--- START Supplied records ---

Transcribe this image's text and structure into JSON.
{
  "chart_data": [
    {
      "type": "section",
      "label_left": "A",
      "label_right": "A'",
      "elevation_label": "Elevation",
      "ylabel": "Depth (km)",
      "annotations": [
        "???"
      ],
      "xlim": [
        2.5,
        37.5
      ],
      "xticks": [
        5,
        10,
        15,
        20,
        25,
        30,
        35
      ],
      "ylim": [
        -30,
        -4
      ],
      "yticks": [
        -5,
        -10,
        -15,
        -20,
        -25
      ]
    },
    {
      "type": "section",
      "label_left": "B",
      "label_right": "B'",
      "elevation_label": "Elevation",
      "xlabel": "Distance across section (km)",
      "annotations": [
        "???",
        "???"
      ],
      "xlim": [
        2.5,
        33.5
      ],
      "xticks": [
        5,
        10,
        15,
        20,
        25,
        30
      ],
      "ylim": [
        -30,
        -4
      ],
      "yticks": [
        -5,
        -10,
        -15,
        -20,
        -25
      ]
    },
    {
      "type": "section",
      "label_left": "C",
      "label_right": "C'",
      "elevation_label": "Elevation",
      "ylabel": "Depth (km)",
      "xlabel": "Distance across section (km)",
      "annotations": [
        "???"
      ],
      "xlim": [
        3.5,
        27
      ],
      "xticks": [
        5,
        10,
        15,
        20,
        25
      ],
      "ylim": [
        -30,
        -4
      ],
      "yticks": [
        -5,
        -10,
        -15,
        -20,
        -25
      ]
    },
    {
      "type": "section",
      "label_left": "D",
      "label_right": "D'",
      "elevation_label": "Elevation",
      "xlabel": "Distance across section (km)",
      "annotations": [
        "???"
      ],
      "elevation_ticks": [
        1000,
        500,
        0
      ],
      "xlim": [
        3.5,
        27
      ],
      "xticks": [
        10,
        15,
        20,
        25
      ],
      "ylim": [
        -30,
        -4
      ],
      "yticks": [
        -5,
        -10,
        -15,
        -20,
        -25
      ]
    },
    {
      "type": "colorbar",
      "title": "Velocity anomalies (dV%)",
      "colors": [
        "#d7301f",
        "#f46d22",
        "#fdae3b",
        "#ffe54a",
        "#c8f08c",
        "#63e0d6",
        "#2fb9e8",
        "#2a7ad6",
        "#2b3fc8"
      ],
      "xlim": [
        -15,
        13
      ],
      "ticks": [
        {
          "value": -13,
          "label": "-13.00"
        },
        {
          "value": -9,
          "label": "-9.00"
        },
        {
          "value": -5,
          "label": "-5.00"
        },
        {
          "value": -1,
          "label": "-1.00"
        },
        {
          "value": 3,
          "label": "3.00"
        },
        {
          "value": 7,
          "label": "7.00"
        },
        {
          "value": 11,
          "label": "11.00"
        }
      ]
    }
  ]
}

--- END Supplied records ---

● **Work to complete**
The entries above must be returned in full, exactly as shown.

● **Reply to the task**
Transcribe this image's text and structure into JSON.
{
  "chart_data": [
    {
      "type": "section",
      "label_left": "A",
      "label_right": "A'",
      "elevation_label": "Elevation",
      "ylabel": "Depth (km)",
      "annotations": [
        "???"
      ],
      "xlim": [
        2.5,
        37.5
      ],
      "xticks": [
        5,
        10,
        15,
        20,
        25,
        30,
        35
      ],
      "ylim": [
        -30,
        -4
      ],
      "yticks": [
        -5,
        -10,
        -15,
        -20,
        -25
      ]
    },
    {
      "type": "section",
      "label_left": "B",
      "label_right": "B'",
      "elevation_label": "Elevation",
      "xlabel": "Distance across section (km)",
      "annotations": [
        "???",
        "???"
      ],
      "xlim": [
        2.5,
        33.5
      ],
      "xticks": [
        5,
        10,
        15,
        20,
        25,
        30
      ],
      "ylim": [
        -30,
        -4
      ],
      "yticks": [
        -5,
        -10,
        -15,
        -20,
        -25
      ]
    },
    {
      "type": "section",
      "label_left": "C",
      "label_right": "C'",
      "elevation_label": "Elevation",
      "ylabel": "Depth (km)",
      "xlabel": "Distance across section (km)",
      "annotations": [
        "???"
      ],
      "xlim": [
        3.5,
        27
      ],
      "xticks": [
        5,
        10,
        15,
        20,
        25
      ],
      "ylim": [
        -30,
        -4
      ],
      "yticks": [
        -5,
        -10,
        -15,
        -20,
        -25
      ]
    },
    {
      "type": "section",
      "label_left": "D",
      "label_right": "D'",
      "elevation_label": "Elevation",
      "xlabel": "Distance across section (km)",
      "annotations": [
        "???"
      ],
      "elevation_ticks": [
        1000,
        500,
        0
      ],
      "xlim": [
        3.5,
        27
      ],
      "xticks": [
        10,
        15,
        20,
        25
      ],
      "ylim": [
        -30,
        -4
      ],
      "yticks": [
        -5,
        -10,
        -15,
        -20,
        -25
      ]
    },
    {
      "type": "colorbar",
      "title": "Velocity anomalies (dV%)",
      "colors": [
        "#d7301f",
        "#f46d22",
        "#fdae3b",
        "#ffe54a",
        "#c8f08c",
        "#63e0d6",
        "#2fb9e8",
        "#2a7ad6",
        "#2b3fc8"
      ],
      "xlim": [
        -15,
        13
      ],
      "ticks": [
        {
          "value": -13,
          "label": "-13.00"
        },
        {
          "value": -9,
          "label": "-9.00"
        },
        {
          "value": -5,
          "label": "-5.00"
        },
        {
          "value": -1,
          "label": "-1.00"
        },
        {
          "value": 3,
          "label": "3.00"
        },
        {
          "value": 7,
          "label": "7.00"
        },
        {
          "value": 11,
          "label": "11.00"
        }
      ]
    }
  ]
}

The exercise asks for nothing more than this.